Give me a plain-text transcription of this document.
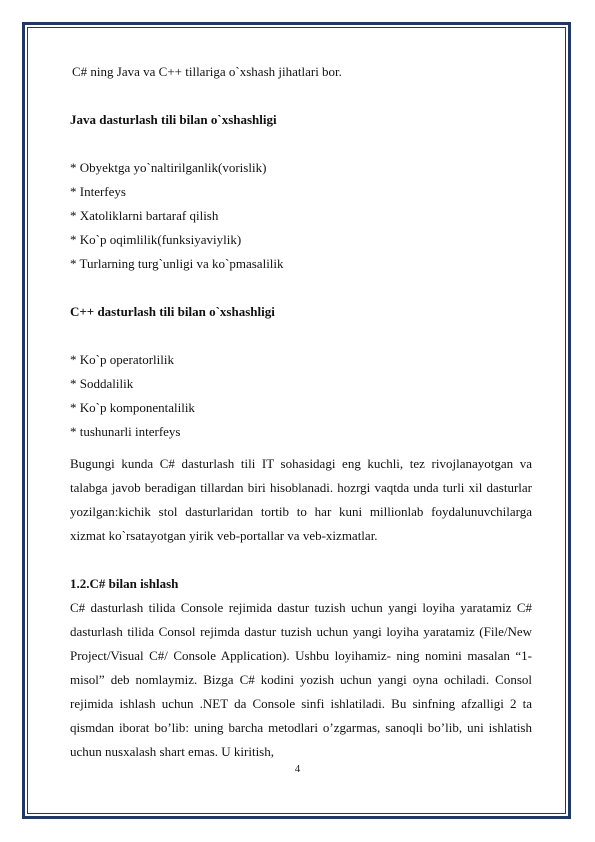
C# ning Java va C++ tillariga o`xshash jihatlari bor.

Java dasturlash tili bilan o`xshashligi

* Obyektga yo`naltirilganlik(vorislik)

* Interfeys

* Xatoliklarni bartaraf qilish

* Ko`p oqimlilik(funksiyaviylik)

* Turlarning turg`unligi va ko`pmasalilik

C++ dasturlash tili bilan o`xshashligi

* Ko`p operatorlilik

* Soddalilik

* Ko`p komponentalilik

* tushunarli interfeys

Bugungi kunda C# dasturlash tili IT sohasidagi eng kuchli, tez rivojlanayotgan va talabga javob beradigan tillardan biri hisoblanadi. hozrgi vaqtda unda turli xil dasturlar yozilgan:kichik stol dasturlaridan tortib to har kuni millionlab foydalunuvchilarga xizmat ko`rsatayotgan yirik veb-portallar va veb-xizmatlar.

1.2.C# bilan ishlash

C# dasturlash tilida Console rejimida dastur tuzish uchun yangi loyiha yaratamiz C# dasturlash tilida Consol rejimda dastur tuzish uchun yangi loyiha yaratamiz (File/New Project/Visual C#/ Console Application). Ushbu loyihamiz- ning nomini masalan “1-misol” deb nomlaymiz. Bizga C# kodini yozish uchun yangi oyna ochiladi. Consol rejimida ishlash uchun .NET da Console sinfi ishlatiladi. Bu sinfning afzalligi 2 ta qismdan iborat bo’lib: uning barcha metodlari o’zgarmas, sanoqli bo’lib, uni ishlatish uchun nusxalash shart emas. U kiritish,

4
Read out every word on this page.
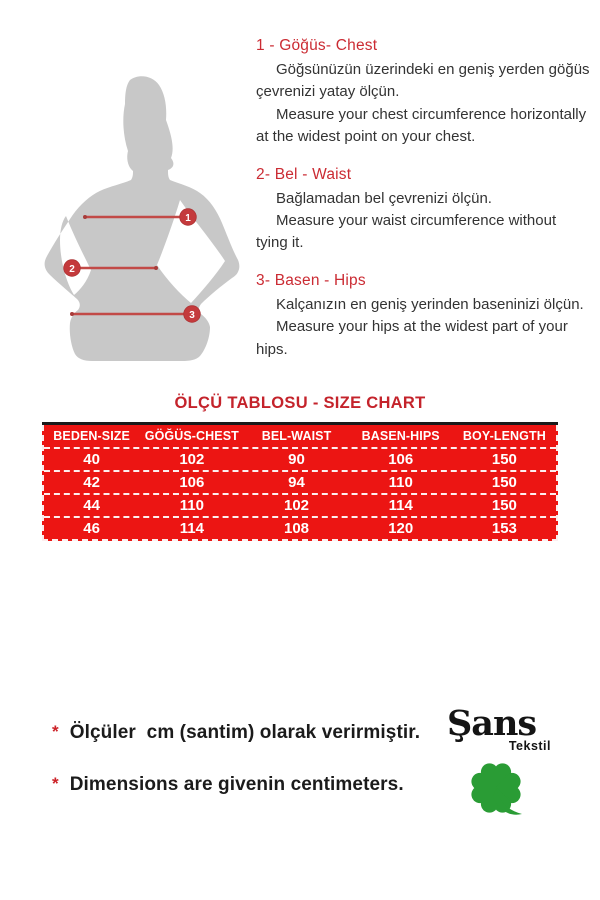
1
2
3
1 - Göğüs- Chest

Göğsünüzün üzerindeki en geniş yerden göğüs çevrenizi yatay ölçün.

Measure your chest circumference horizontally at the widest point on your chest.

2- Bel - Waist

Bağlamadan bel çevrenizi ölçün.

Measure your waist circumference without tying it.

3- Basen - Hips

Kalçanızın en geniş yerinden baseninizi ölçün.

Measure your hips at the widest part of your hips.

ÖLÇÜ TABLOSU - SIZE CHART
BEDEN-SIZE	GÖĞÜS-CHEST	BEL-WAIST	BASEN-HIPS	BOY-LENGTH
40	102	90	106	150
42	106	94	110	150
44	110	102	114	150
46	114	108	120	153

* Ölçüler  cm (santim) olarak verirmiştir.

* Dimensions are givenin centimeters.

Şans
Tekstil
******************************
_Given instruction:_
Restate the data above exactly, stripping out each image.

_Exercise response:_
Give me a plain-text transcription of this document.
C# ning Java va C++ tillariga o`xshash jihatlari bor.

Java dasturlash tili bilan o`xshashligi

* Obyektga yo`naltirilganlik(vorislik)

* Interfeys

* Xatoliklarni bartaraf qilish

* Ko`p oqimlilik(funksiyaviylik)

* Turlarning turg`unligi va ko`pmasalilik

C++ dasturlash tili bilan o`xshashligi

* Ko`p operatorlilik

* Soddalilik

* Ko`p komponentalilik

* tushunarli interfeys

Bugungi kunda C# dasturlash tili IT sohasidagi eng kuchli, tez rivojlanayotgan va talabga javob beradigan tillardan biri hisoblanadi. hozrgi vaqtda unda turli xil dasturlar yozilgan:kichik stol dasturlaridan tortib to har kuni millionlab foydalunuvchilarga xizmat ko`rsatayotgan yirik veb-portallar va veb-xizmatlar.

1.2.C# bilan ishlash

C# dasturlash tilida Console rejimida dastur tuzish uchun yangi loyiha yaratamiz C# dasturlash tilida Consol rejimda dastur tuzish uchun yangi loyiha yaratamiz (File/New Project/Visual C#/ Console Application). Ushbu loyihamiz- ning nomini masalan “1-misol” deb nomlaymiz. Bizga C# kodini yozish uchun yangi oyna ochiladi. Consol rejimida ishlash uchun .NET da Console sinfi ishlatiladi. Bu sinfning afzalligi 2 ta qismdan iborat bo’lib: uning barcha metodlari o’zgarmas, sanoqli bo’lib, uni ishlatish uchun nusxalash shart emas. U kiritish,

4
Read out every word on this page.
1
2
3
1 - Göğüs- Chest

Göğsünüzün üzerindeki en geniş yerden göğüs çevrenizi yatay ölçün.

Measure your chest circumference horizontally at the widest point on your chest.

2- Bel - Waist

Bağlamadan bel çevrenizi ölçün.

Measure your waist circumference without tying it.

3- Basen - Hips

Kalçanızın en geniş yerinden baseninizi ölçün.

Measure your hips at the widest part of your hips.

ÖLÇÜ TABLOSU - SIZE CHART
BEDEN-SIZE	GÖĞÜS-CHEST	BEL-WAIST	BASEN-HIPS	BOY-LENGTH
40	102	90	106	150
42	106	94	110	150
44	110	102	114	150
46	114	108	120	153

* Ölçüler  cm (santim) olarak verirmiştir.

* Dimensions are givenin centimeters.

Şans
Tekstil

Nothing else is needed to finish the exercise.